- Given records -
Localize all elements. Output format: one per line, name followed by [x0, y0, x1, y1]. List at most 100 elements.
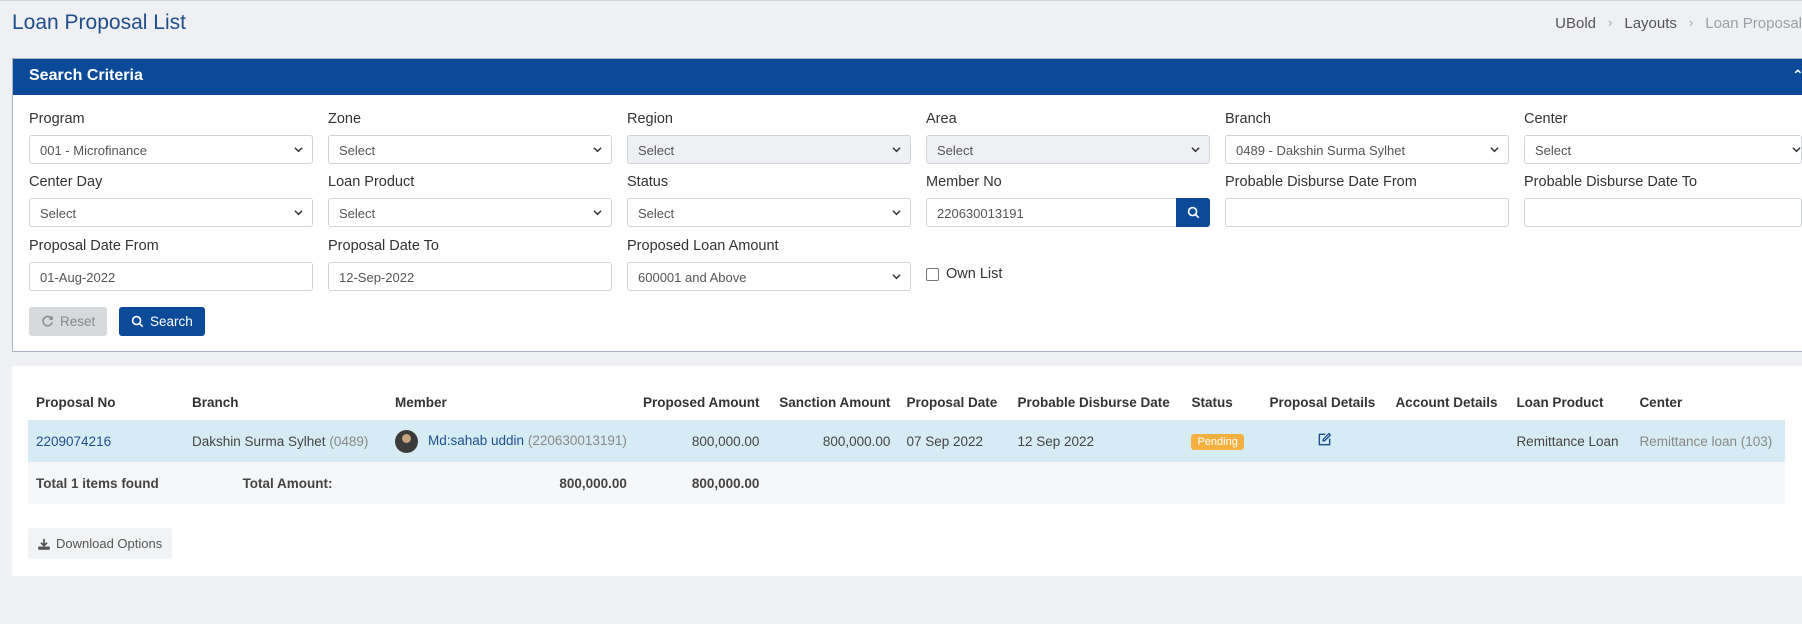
refresh-icon — [42, 315, 53, 327]
chevron-up-icon[interactable]: ⌃ — [1792, 67, 1802, 83]
zone-label: Zone — [328, 111, 362, 127]
col-sanction-amount[interactable]: Sanction Amount — [767, 384, 898, 420]
chevron-right-icon: › — [1608, 15, 1613, 30]
branch-select[interactable]: 0489 - Dakshin Surma Sylhet — [1225, 135, 1509, 164]
status-badge: Pending — [1191, 433, 1244, 450]
branch-cell: Dakshin Surma Sylhet (0489) — [184, 420, 387, 462]
col-disburse-date[interactable]: Probable Disburse Date — [1009, 384, 1183, 420]
own-list-checkbox[interactable] — [926, 267, 939, 281]
col-center[interactable]: Center — [1631, 384, 1785, 420]
loan-amount-select[interactable]: 600001 and Above — [627, 262, 911, 291]
reset-button[interactable]: Reset — [29, 307, 108, 336]
search-criteria-card: Search Criteria ⌃ Program 001 - Microfin… — [12, 58, 1802, 352]
download-options-label: Download Options — [56, 536, 163, 551]
col-status[interactable]: Status — [1183, 384, 1261, 420]
chevron-down-icon — [294, 210, 303, 216]
center-value: Select — [1535, 143, 1572, 158]
col-proposal-no[interactable]: Proposal No — [28, 384, 184, 420]
member-no-group: 220630013191 — [926, 198, 1210, 227]
branch-code: (0489) — [329, 433, 369, 449]
disburse-to-input[interactable] — [1524, 198, 1802, 227]
zone-select[interactable]: Select — [328, 135, 612, 164]
own-list-label: Own List — [946, 266, 1003, 282]
loan-amount-field: Proposed Loan Amount 600001 and Above — [627, 238, 911, 291]
loan-product-select[interactable]: Select — [328, 198, 612, 227]
center-day-select[interactable]: Select — [29, 198, 313, 227]
col-member[interactable]: Member — [387, 384, 635, 420]
chevron-down-icon — [1792, 147, 1801, 153]
proposal-details-cell — [1261, 420, 1388, 462]
proposal-date-cell: 07 Sep 2022 — [898, 420, 1010, 462]
center-label: Center — [1524, 111, 1568, 127]
region-value: Select — [638, 143, 675, 158]
breadcrumb: UBold › Layouts › Loan Proposal — [1555, 15, 1802, 32]
total-suffix: items found — [82, 475, 159, 491]
branch-field: Branch 0489 - Dakshin Surma Sylhet — [1225, 111, 1509, 164]
download-options-button[interactable]: Download Options — [28, 528, 173, 559]
branch-name: Dakshin Surma Sylhet — [192, 433, 326, 449]
col-account-details[interactable]: Account Details — [1387, 384, 1508, 420]
chevron-down-icon — [892, 274, 901, 280]
total-prefix: Total — [36, 475, 68, 491]
disburse-from-label: Probable Disburse Date From — [1225, 174, 1417, 190]
col-proposal-details[interactable]: Proposal Details — [1261, 384, 1387, 420]
member-search-button[interactable] — [1176, 198, 1210, 227]
loan-product-field: Loan Product Select — [328, 174, 612, 227]
col-proposal-date[interactable]: Proposal Date — [898, 384, 1009, 420]
zone-field: Zone Select — [328, 111, 612, 164]
disburse-date-cell: 12 Sep 2022 — [1009, 420, 1184, 462]
chevron-down-icon — [892, 210, 901, 216]
chevron-down-icon — [1490, 147, 1499, 153]
proposal-no-link[interactable]: 2209074216 — [28, 420, 184, 462]
area-value: Select — [937, 143, 974, 158]
member-no-input[interactable]: 220630013191 — [926, 198, 1176, 227]
loan-product-value: Select — [339, 206, 376, 221]
area-label: Area — [926, 111, 957, 127]
own-list-checkbox-group[interactable]: Own List — [926, 266, 1002, 282]
sanction-amount-cell: 800,000.00 — [767, 420, 899, 462]
member-name-link[interactable]: Md:sahab uddin — [428, 433, 524, 448]
proposal-to-label: Proposal Date To — [328, 238, 439, 254]
status-select[interactable]: Select — [627, 198, 911, 227]
chevron-down-icon — [593, 147, 602, 153]
area-select[interactable]: Select — [926, 135, 1210, 164]
region-field: Region Select — [627, 111, 911, 164]
status-label: Status — [627, 174, 669, 190]
proposal-from-label: Proposal Date From — [29, 238, 159, 254]
breadcrumb-item-layouts[interactable]: Layouts — [1624, 15, 1677, 32]
member-cell: Md:sahab uddin (220630013191) — [387, 420, 635, 462]
branch-label: Branch — [1225, 111, 1271, 127]
breadcrumb-item-ubold[interactable]: UBold — [1555, 15, 1596, 32]
search-button[interactable]: Search — [119, 307, 205, 336]
center-day-field: Center Day Select — [29, 174, 313, 227]
total-row: Total 1 items found Total Amount: 800,00… — [28, 462, 1786, 504]
program-value: 001 - Microfinance — [40, 143, 147, 158]
col-proposed-amount[interactable]: Proposed Amount — [635, 384, 768, 420]
search-criteria-header[interactable]: Search Criteria ⌃ — [13, 59, 1802, 95]
edit-icon[interactable] — [1317, 432, 1332, 447]
region-select[interactable]: Select — [627, 135, 911, 164]
disburse-from-field: Probable Disburse Date From — [1225, 174, 1509, 227]
col-loan-product[interactable]: Loan Product — [1508, 384, 1631, 420]
breadcrumb-item-current: Loan Proposal — [1705, 15, 1802, 32]
proposal-table: Proposal No Branch Member Proposed Amoun… — [28, 384, 1786, 504]
col-branch[interactable]: Branch — [184, 384, 387, 420]
program-select[interactable]: 001 - Microfinance — [29, 135, 313, 164]
total-count: 1 — [71, 475, 79, 491]
total-items-cell: Total 1 items found Total Amount: — [28, 462, 387, 504]
center-select[interactable]: Select — [1524, 135, 1802, 164]
total-amount-label: Total Amount: — [242, 475, 333, 491]
loan-product-cell: Remittance Loan — [1508, 420, 1632, 462]
disburse-from-input[interactable] — [1225, 198, 1509, 227]
proposal-to-field: Proposal Date To 12-Sep-2022 — [328, 238, 612, 291]
member-no-label: Member No — [926, 174, 1002, 190]
center-field: Center Select — [1524, 111, 1802, 164]
search-label: Search — [150, 314, 193, 329]
status-field: Status Select — [627, 174, 911, 227]
table-row: 2209074216 Dakshin Surma Sylhet (0489) M… — [28, 420, 1786, 462]
chevron-down-icon — [593, 210, 602, 216]
member-number: (220630013191) — [527, 432, 627, 448]
proposal-from-field: Proposal Date From 01-Aug-2022 — [29, 238, 313, 291]
proposal-from-input[interactable]: 01-Aug-2022 — [29, 262, 313, 291]
proposal-to-input[interactable]: 12-Sep-2022 — [328, 262, 612, 291]
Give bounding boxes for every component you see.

- Short exercise -
Reproduce the stretch of the records above from the line containing "refresh-icon — [42, 315, 53, 327]" through the line containing "total-suffix: items found", exactly as the lines appear.

- Written response -
refresh-icon — [42, 315, 53, 327]
chevron-up-icon[interactable]: ⌃ — [1792, 67, 1802, 83]
zone-label: Zone — [328, 111, 362, 127]
col-sanction-amount[interactable]: Sanction Amount — [767, 384, 898, 420]
chevron-right-icon: › — [1608, 15, 1613, 30]
branch-select[interactable]: 0489 - Dakshin Surma Sylhet — [1225, 135, 1509, 164]
status-badge: Pending — [1191, 433, 1244, 450]
branch-cell: Dakshin Surma Sylhet (0489) — [184, 420, 387, 462]
col-disburse-date[interactable]: Probable Disburse Date — [1009, 384, 1183, 420]
own-list-checkbox[interactable] — [926, 267, 939, 281]
col-center[interactable]: Center — [1631, 384, 1785, 420]
loan-amount-select[interactable]: 600001 and Above — [627, 262, 911, 291]
reset-button[interactable]: Reset — [29, 307, 108, 336]
search-criteria-card: Search Criteria ⌃ Program 001 - Microfin… — [12, 58, 1802, 352]
download-options-label: Download Options — [56, 536, 163, 551]
col-status[interactable]: Status — [1183, 384, 1261, 420]
chevron-down-icon — [294, 210, 303, 216]
center-value: Select — [1535, 143, 1572, 158]
col-proposal-no[interactable]: Proposal No — [28, 384, 184, 420]
member-no-group: 220630013191 — [926, 198, 1210, 227]
branch-code: (0489) — [329, 433, 369, 449]
disburse-to-input[interactable] — [1524, 198, 1802, 227]
zone-select[interactable]: Select — [328, 135, 612, 164]
own-list-label: Own List — [946, 266, 1003, 282]
loan-amount-field: Proposed Loan Amount 600001 and Above — [627, 238, 911, 291]
loan-product-select[interactable]: Select — [328, 198, 612, 227]
center-day-select[interactable]: Select — [29, 198, 313, 227]
col-member[interactable]: Member — [387, 384, 635, 420]
chevron-down-icon — [1792, 147, 1801, 153]
proposal-details-cell — [1261, 420, 1388, 462]
proposal-date-cell: 07 Sep 2022 — [898, 420, 1010, 462]
center-label: Center — [1524, 111, 1568, 127]
region-value: Select — [638, 143, 675, 158]
breadcrumb: UBold › Layouts › Loan Proposal — [1555, 15, 1802, 32]
total-suffix: items found — [82, 475, 159, 491]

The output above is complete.